§ **KRÓTKIE ĆWICZENIE A**
Czego według tekstu do przeczytania wymaga używanie wersji developerskich?

§ **TEKST DO PRZECZYTANIA**
+ + + +

Rozwiązania tak naprawdę nie ma bo:

1) 9999 zmieniaja sie codziennie wiec to ze dzisiaj nie działa nie znaczy że nie będzie działać jutro

2) kiepsko o zapewnienie kompatybilności między 9999 a czymkolwiek (no chyba ze projekt ogłasza platformę referencyjną(patrz wersja linux-headers) ) 

3) używanie wersji developerskich wymaga wiedzy na temat konkretnego projektu.

Pytanie po co ci wersja 9999?

----------

## puntaru

 *lsdudi wrote:*   

> Pytanie po co ci wersja 9999?

 

Tak mi poradził jeden genciarz z tego forum. Odmaskowałem i zainstalowałem ale jak widać nie działa. Da się to jakoś odinstalować? I jak tego firefoxa zainstalować?

+ + + +

§ **KRÓTKIE ĆWICZENIE B**
Proszę przefiltrować wpisy i przepisać każdy wiersz zawierający ciąg „gear”.

+ + + +

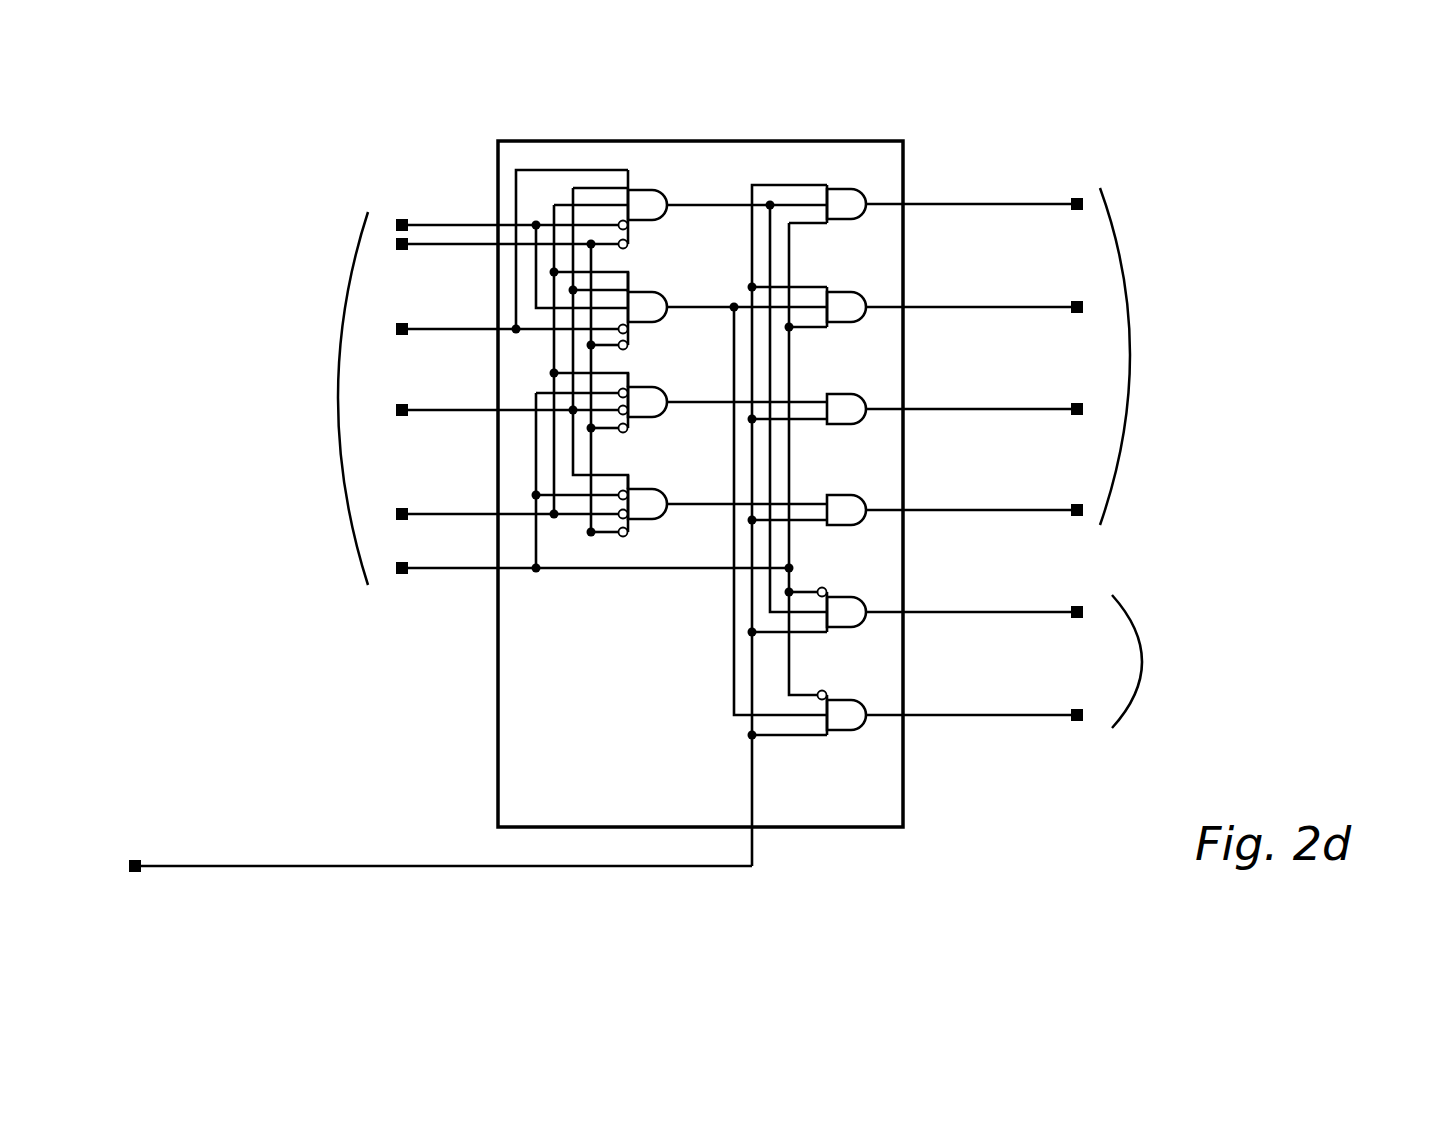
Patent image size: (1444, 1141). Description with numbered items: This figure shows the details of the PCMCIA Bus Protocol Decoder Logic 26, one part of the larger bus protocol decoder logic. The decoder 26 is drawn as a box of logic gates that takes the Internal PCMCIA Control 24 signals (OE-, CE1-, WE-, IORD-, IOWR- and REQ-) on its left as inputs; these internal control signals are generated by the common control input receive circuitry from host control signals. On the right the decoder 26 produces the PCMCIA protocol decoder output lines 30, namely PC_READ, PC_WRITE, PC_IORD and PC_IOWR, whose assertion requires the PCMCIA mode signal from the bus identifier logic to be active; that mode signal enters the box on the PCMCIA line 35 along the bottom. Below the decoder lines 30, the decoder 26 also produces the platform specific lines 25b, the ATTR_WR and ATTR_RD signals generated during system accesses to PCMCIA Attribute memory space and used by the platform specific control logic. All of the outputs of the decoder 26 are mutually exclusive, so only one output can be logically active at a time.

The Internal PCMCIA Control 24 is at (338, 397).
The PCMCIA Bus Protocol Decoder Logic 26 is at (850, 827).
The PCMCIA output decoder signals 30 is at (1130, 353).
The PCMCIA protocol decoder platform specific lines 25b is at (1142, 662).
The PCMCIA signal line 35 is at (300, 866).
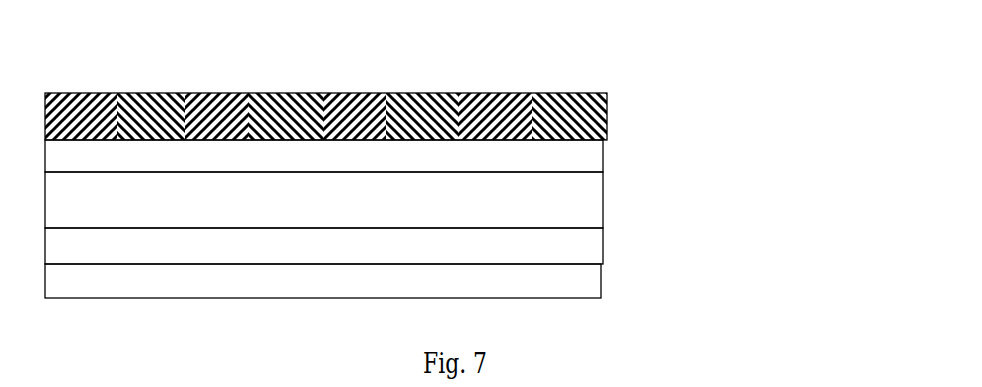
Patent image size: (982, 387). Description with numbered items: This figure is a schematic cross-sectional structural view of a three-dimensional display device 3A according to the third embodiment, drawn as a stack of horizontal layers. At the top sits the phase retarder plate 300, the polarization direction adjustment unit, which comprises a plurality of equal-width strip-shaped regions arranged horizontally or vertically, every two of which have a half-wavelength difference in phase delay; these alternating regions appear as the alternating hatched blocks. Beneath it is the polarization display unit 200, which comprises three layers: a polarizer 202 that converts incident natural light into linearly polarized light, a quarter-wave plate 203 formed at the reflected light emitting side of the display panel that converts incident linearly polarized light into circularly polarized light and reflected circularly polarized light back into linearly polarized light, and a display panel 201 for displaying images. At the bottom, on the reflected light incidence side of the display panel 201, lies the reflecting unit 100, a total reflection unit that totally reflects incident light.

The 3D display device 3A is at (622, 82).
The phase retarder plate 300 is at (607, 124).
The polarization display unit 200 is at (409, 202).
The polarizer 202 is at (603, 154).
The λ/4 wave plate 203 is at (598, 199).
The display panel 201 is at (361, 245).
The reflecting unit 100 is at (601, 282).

+ + + +

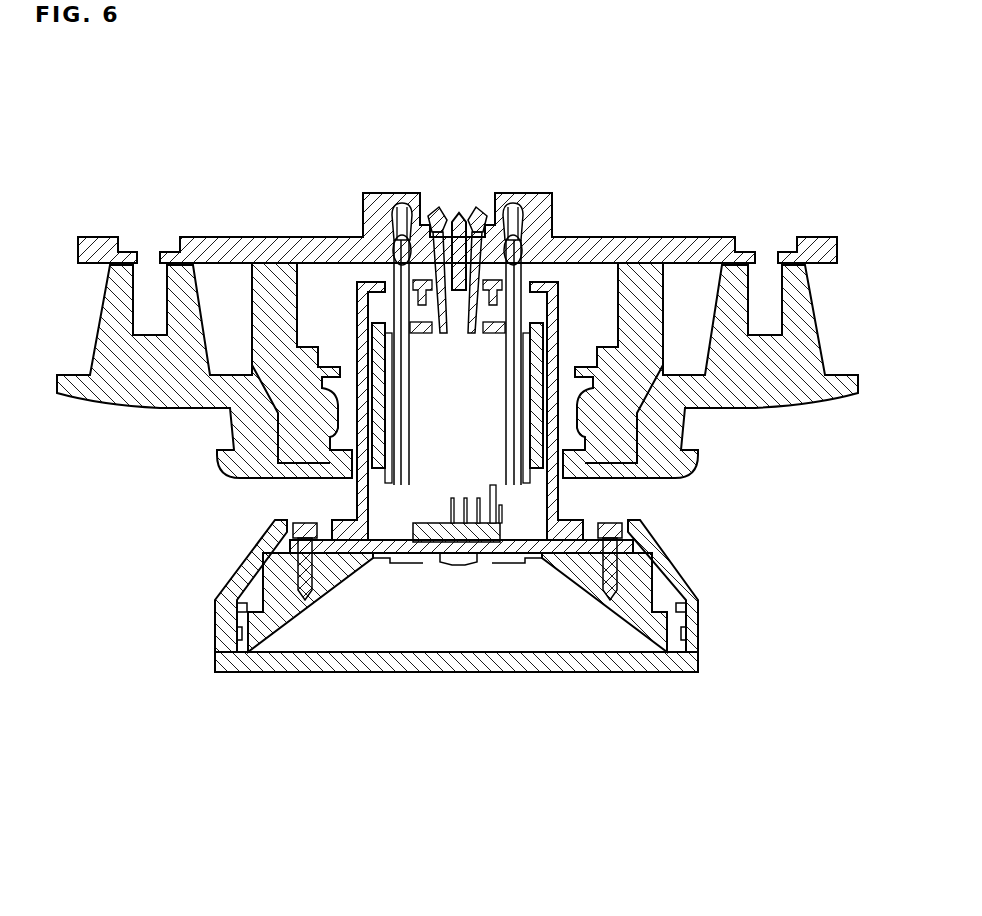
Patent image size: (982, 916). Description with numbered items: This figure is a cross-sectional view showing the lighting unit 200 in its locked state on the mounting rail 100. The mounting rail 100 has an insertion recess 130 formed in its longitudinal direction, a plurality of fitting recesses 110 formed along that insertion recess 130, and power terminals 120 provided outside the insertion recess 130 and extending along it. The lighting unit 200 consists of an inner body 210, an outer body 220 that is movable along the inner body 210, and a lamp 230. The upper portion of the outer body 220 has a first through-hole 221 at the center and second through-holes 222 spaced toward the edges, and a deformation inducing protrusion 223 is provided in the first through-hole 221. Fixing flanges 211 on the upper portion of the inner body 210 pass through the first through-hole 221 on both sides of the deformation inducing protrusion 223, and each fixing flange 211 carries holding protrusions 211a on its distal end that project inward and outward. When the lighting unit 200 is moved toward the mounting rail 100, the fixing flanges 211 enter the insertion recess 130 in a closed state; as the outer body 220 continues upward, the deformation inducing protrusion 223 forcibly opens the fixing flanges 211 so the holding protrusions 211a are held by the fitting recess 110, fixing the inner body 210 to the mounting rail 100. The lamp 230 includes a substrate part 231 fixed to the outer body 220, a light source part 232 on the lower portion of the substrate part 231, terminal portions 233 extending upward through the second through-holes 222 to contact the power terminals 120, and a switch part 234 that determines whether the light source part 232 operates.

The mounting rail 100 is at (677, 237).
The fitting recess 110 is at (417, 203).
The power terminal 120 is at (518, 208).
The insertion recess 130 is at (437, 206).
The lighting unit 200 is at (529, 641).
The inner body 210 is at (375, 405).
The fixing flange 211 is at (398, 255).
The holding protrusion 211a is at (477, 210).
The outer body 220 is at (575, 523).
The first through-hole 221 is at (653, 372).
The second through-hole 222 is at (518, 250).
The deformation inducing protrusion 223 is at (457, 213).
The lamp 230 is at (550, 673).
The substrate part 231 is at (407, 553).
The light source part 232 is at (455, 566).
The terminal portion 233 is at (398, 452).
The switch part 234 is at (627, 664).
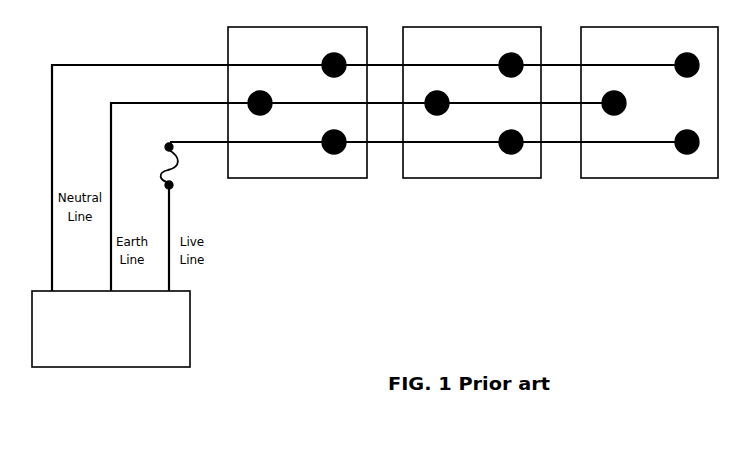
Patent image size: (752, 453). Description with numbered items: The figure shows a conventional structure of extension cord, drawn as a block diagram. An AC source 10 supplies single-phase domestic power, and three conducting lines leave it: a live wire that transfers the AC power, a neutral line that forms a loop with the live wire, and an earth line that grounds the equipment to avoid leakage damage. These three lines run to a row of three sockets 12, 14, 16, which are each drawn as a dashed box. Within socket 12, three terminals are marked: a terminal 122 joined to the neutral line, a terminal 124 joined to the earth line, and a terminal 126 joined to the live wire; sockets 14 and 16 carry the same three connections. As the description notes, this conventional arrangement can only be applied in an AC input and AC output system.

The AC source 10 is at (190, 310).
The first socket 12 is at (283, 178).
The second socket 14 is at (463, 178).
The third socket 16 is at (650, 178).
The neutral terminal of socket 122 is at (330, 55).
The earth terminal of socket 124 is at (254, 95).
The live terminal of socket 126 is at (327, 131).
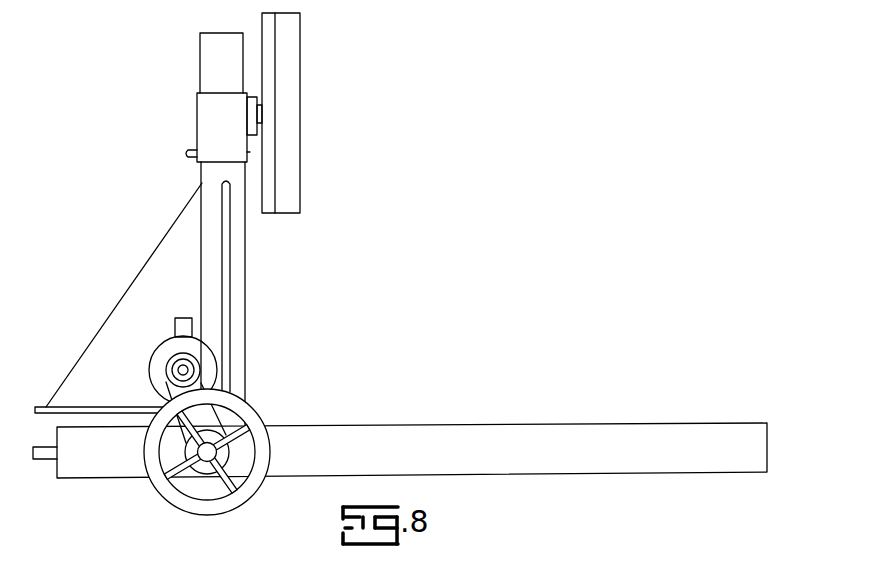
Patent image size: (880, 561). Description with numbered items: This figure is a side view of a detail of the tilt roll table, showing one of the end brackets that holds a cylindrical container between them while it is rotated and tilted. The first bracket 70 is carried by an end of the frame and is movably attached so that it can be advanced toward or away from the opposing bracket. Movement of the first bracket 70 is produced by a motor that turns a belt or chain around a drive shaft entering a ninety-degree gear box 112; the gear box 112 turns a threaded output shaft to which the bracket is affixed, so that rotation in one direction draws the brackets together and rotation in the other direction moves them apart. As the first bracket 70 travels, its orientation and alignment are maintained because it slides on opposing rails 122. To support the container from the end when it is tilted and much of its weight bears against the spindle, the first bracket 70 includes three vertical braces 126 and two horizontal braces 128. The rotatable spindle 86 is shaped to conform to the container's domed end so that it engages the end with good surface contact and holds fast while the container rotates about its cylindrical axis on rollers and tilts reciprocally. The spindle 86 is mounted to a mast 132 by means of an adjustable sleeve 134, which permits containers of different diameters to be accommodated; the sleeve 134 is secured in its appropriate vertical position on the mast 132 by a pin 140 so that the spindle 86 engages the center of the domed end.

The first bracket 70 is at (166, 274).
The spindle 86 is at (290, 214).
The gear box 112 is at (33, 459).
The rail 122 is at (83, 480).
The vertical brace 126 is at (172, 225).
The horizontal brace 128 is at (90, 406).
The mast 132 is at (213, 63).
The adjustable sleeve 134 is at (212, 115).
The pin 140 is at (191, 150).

+ + + +

§ **POPRAWNA ODPOWIEDŹ A**
Wiedzy na temat konkretnego projektu.

§ **POPRAWNA ODPOWIEDŹ B**
Patent image size: (880, 561). Description with numbered items: This figure is a side view of a detail of the tilt roll table, showing one of the end brackets that holds a cylindrical container between them while it is rotated and tilted. The first bracket 70 is carried by an end of the frame and is movably attached so that it can be advanced toward or away from the opposing bracket. Movement of the first bracket 70 is produced by a motor that turns a belt or chain around a drive shaft entering a ninety-degree gear box 112; the gear box 112 turns a threaded output shaft to which the bracket is affixed, so that rotation in one direction draws the brackets together and rotation in the other direction moves them apart. As the first bracket 70 travels, its orientation and alignment are maintained because it slides on opposing rails 122. To support the container from the end when it is tilted and much of its weight bears against the spindle, the first bracket 70 includes three vertical braces 126 and two horizontal braces 128. The rotatable spindle 86 is shaped to conform to the container's domed end so that it engages the end with good surface contact and holds fast while the container rotates about its cylindrical axis on rollers and tilts reciprocally. The spindle 86 is mounted to a mast 132 by means of an adjustable sleeve 134, which permits containers of different diameters to be accommodated; the sleeve 134 is secured in its appropriate vertical position on the mast 132 by a pin 140 so that the spindle 86 engages the center of the domed end.
The gear box 112 is at (33, 459).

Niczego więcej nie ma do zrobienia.